Collected data entries
*-*-*

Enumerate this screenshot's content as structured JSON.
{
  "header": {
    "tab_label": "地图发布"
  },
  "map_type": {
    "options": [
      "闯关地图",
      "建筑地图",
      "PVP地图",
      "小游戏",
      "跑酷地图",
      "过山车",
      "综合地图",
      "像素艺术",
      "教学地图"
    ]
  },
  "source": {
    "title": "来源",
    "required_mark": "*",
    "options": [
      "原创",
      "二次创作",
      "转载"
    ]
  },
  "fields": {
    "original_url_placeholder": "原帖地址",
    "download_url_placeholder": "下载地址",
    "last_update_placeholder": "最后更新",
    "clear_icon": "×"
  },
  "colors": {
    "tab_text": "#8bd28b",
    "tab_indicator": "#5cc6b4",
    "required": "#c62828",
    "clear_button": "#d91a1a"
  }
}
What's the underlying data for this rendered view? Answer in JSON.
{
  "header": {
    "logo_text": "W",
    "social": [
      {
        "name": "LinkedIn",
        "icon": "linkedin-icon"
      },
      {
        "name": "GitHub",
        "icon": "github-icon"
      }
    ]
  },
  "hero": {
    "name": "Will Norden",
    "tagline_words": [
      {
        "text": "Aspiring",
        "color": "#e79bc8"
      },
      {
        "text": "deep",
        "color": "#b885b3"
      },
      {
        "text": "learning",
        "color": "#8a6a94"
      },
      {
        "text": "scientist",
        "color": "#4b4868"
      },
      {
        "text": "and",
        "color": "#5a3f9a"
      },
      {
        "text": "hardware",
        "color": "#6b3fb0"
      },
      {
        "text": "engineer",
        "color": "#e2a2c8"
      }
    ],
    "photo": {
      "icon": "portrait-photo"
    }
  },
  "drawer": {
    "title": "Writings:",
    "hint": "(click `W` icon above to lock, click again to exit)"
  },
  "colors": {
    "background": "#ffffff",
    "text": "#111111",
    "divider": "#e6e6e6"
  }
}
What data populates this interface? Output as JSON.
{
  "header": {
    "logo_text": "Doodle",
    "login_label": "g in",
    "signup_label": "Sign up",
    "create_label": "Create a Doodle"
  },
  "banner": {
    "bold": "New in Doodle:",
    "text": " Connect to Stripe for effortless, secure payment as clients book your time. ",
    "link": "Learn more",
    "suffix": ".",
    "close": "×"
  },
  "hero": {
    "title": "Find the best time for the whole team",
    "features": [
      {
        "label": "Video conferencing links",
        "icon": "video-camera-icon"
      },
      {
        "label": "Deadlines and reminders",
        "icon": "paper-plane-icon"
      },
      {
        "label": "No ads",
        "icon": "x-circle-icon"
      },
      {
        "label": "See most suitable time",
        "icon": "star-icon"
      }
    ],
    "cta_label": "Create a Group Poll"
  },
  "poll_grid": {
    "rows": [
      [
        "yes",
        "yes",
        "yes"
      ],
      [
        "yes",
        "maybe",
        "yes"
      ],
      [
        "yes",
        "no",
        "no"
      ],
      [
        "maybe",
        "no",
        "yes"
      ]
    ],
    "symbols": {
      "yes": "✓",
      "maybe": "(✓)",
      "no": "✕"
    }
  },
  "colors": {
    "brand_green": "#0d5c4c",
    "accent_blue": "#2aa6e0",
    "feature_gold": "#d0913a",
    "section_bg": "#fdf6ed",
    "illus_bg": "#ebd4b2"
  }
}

*-*-*

Return all of the entries word for word.

> _ANSWER IN FULL_
Enumerate this screenshot's content as structured JSON.
{
  "header": {
    "tab_label": "地图发布"
  },
  "map_type": {
    "options": [
      "闯关地图",
      "建筑地图",
      "PVP地图",
      "小游戏",
      "跑酷地图",
      "过山车",
      "综合地图",
      "像素艺术",
      "教学地图"
    ]
  },
  "source": {
    "title": "来源",
    "required_mark": "*",
    "options": [
      "原创",
      "二次创作",
      "转载"
    ]
  },
  "fields": {
    "original_url_placeholder": "原帖地址",
    "download_url_placeholder": "下载地址",
    "last_update_placeholder": "最后更新",
    "clear_icon": "×"
  },
  "colors": {
    "tab_text": "#8bd28b",
    "tab_indicator": "#5cc6b4",
    "required": "#c62828",
    "clear_button": "#d91a1a"
  }
}
What's the underlying data for this rendered view? Answer in JSON.
{
  "header": {
    "logo_text": "W",
    "social": [
      {
        "name": "LinkedIn",
        "icon": "linkedin-icon"
      },
      {
        "name": "GitHub",
        "icon": "github-icon"
      }
    ]
  },
  "hero": {
    "name": "Will Norden",
    "tagline_words": [
      {
        "text": "Aspiring",
        "color": "#e79bc8"
      },
      {
        "text": "deep",
        "color": "#b885b3"
      },
      {
        "text": "learning",
        "color": "#8a6a94"
      },
      {
        "text": "scientist",
        "color": "#4b4868"
      },
      {
        "text": "and",
        "color": "#5a3f9a"
      },
      {
        "text": "hardware",
        "color": "#6b3fb0"
      },
      {
        "text": "engineer",
        "color": "#e2a2c8"
      }
    ],
    "photo": {
      "icon": "portrait-photo"
    }
  },
  "drawer": {
    "title": "Writings:",
    "hint": "(click `W` icon above to lock, click again to exit)"
  },
  "colors": {
    "background": "#ffffff",
    "text": "#111111",
    "divider": "#e6e6e6"
  }
}
What data populates this interface? Output as JSON.
{
  "header": {
    "logo_text": "Doodle",
    "login_label": "g in",
    "signup_label": "Sign up",
    "create_label": "Create a Doodle"
  },
  "banner": {
    "bold": "New in Doodle:",
    "text": " Connect to Stripe for effortless, secure payment as clients book your time. ",
    "link": "Learn more",
    "suffix": ".",
    "close": "×"
  },
  "hero": {
    "title": "Find the best time for the whole team",
    "features": [
      {
        "label": "Video conferencing links",
        "icon": "video-camera-icon"
      },
      {
        "label": "Deadlines and reminders",
        "icon": "paper-plane-icon"
      },
      {
        "label": "No ads",
        "icon": "x-circle-icon"
      },
      {
        "label": "See most suitable time",
        "icon": "star-icon"
      }
    ],
    "cta_label": "Create a Group Poll"
  },
  "poll_grid": {
    "rows": [
      [
        "yes",
        "yes",
        "yes"
      ],
      [
        "yes",
        "maybe",
        "yes"
      ],
      [
        "yes",
        "no",
        "no"
      ],
      [
        "maybe",
        "no",
        "yes"
      ]
    ],
    "symbols": {
      "yes": "✓",
      "maybe": "(✓)",
      "no": "✕"
    }
  },
  "colors": {
    "brand_green": "#0d5c4c",
    "accent_blue": "#2aa6e0",
    "feature_gold": "#d0913a",
    "section_bg": "#fdf6ed",
    "illus_bg": "#ebd4b2"
  }
}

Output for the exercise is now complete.